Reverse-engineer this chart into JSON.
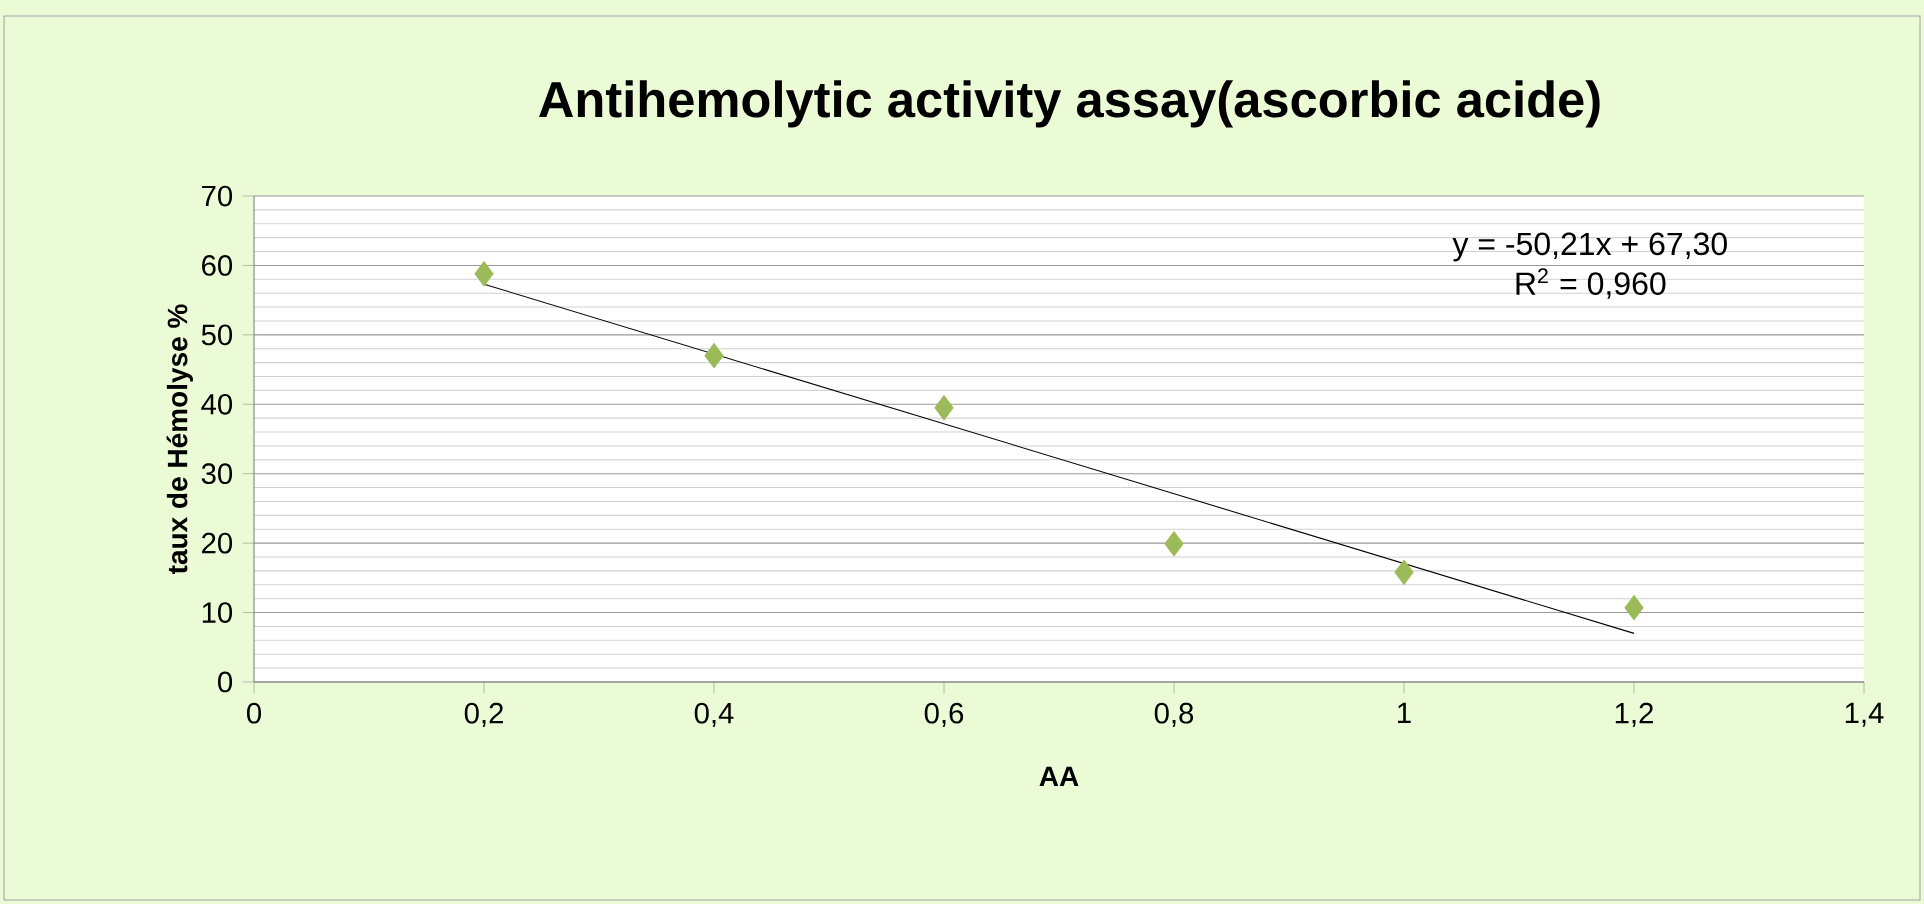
{
  "chart_data": {
    "type": "scatter",
    "title": "Antihemolytic activity assay(ascorbic acide)",
    "xlabel": "AA",
    "ylabel": "taux de Hémolyse %",
    "series": [
      {
        "color": "#9bbb59",
        "marker": "diamond",
        "x": [
          0.2,
          0.4,
          0.6,
          0.8,
          1.0,
          1.2
        ],
        "values": [
          58.8,
          47,
          39.5,
          19.9,
          15.8,
          10.7
        ]
      },
      {
        "type": "line",
        "color": "#000000",
        "marker": "none",
        "line_style": "solid",
        "x": [
          0.2,
          1.2
        ],
        "values": [
          57.3,
          7.0
        ]
      }
    ],
    "annotations": [
      "y = -50,21x + 67,30",
      "R$^{2}$ = 0,960"
    ],
    "xlim": [
      0,
      1.4
    ],
    "xticks": [
      0,
      {
        "value": 0.2,
        "label": "0,2"
      },
      {
        "value": 0.4,
        "label": "0,4"
      },
      {
        "value": 0.6,
        "label": "0,6"
      },
      {
        "value": 0.8,
        "label": "0,8"
      },
      1,
      {
        "value": 1.2,
        "label": "1,2"
      },
      {
        "value": 1.4,
        "label": "1,4"
      }
    ],
    "ylim": [
      0,
      70
    ],
    "yticks": [
      0,
      10,
      20,
      30,
      40,
      50,
      60,
      70
    ],
    "grid": "y"
  }
}
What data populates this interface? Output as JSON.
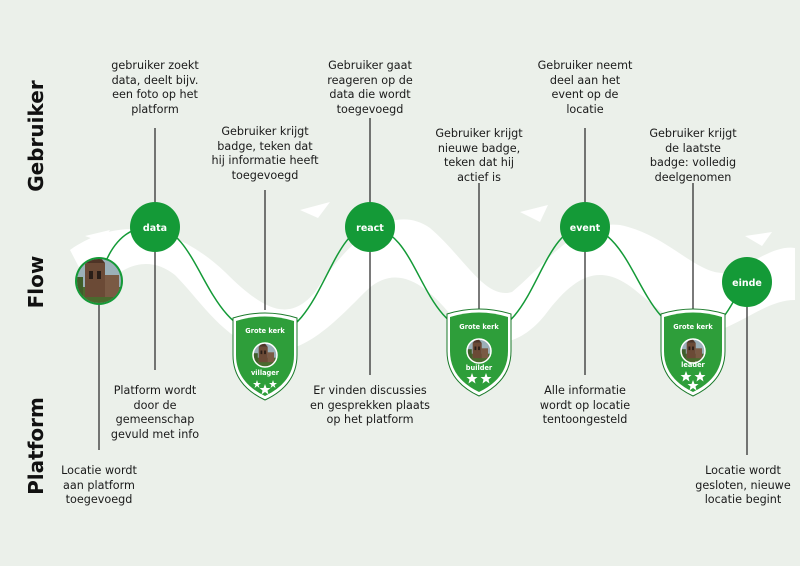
{
  "rows": {
    "user": "Gebruiker",
    "flow": "Flow",
    "platform": "Platform"
  },
  "nodes": {
    "data": "data",
    "react": "react",
    "event": "event",
    "end": "einde"
  },
  "badges": [
    {
      "title": "Grote kerk",
      "level": "villager",
      "stars": 3
    },
    {
      "title": "Grote kerk",
      "level": "builder",
      "stars": 2
    },
    {
      "title": "Grote kerk",
      "level": "leader",
      "stars": 3
    }
  ],
  "user_texts": {
    "data": "gebruiker zoekt\ndata, deelt bijv.\neen foto op het\nplatform",
    "badge1": "Gebruiker krijgt\nbadge, teken dat\nhij informatie heeft\ntoegevoegd",
    "react": "Gebruiker gaat\nreageren op de\ndata die wordt\ntoegevoegd",
    "badge2": "Gebruiker krijgt\nnieuwe badge,\nteken dat hij\nactief is",
    "event": "Gebruiker neemt\ndeel aan het\nevent op de\nlocatie",
    "badge3": "Gebruiker krijgt\nde laatste\nbadge: volledig\ndeelgenomen"
  },
  "platform_texts": {
    "start": "Locatie wordt\naan platform\ntoegevoegd",
    "data": "Platform wordt\ndoor de\ngemeenschap\ngevuld met info",
    "react": "Er vinden discussies\nen gesprekken plaats\nop het platform",
    "event": "Alle informatie\nwordt op locatie\ntentoongesteld",
    "end": "Locatie wordt\ngesloten, nieuwe\nlocatie begint"
  },
  "colors": {
    "green": "#149a37",
    "badge_green": "#2e9e3a",
    "background": "#ebf0ea",
    "brush": "#ffffff"
  },
  "icons": {
    "start": "church-photo",
    "badge_photo": "church-photo",
    "star": "star-icon"
  }
}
__________
Copy each line of the records containing the string "nlocatie".

→ Reply:
    "event": "Gebruiker neemt\ndeel aan het\nevent op de\nlocatie",
    "end": "Locatie wordt\ngesloten, nieuwe\nlocatie begint"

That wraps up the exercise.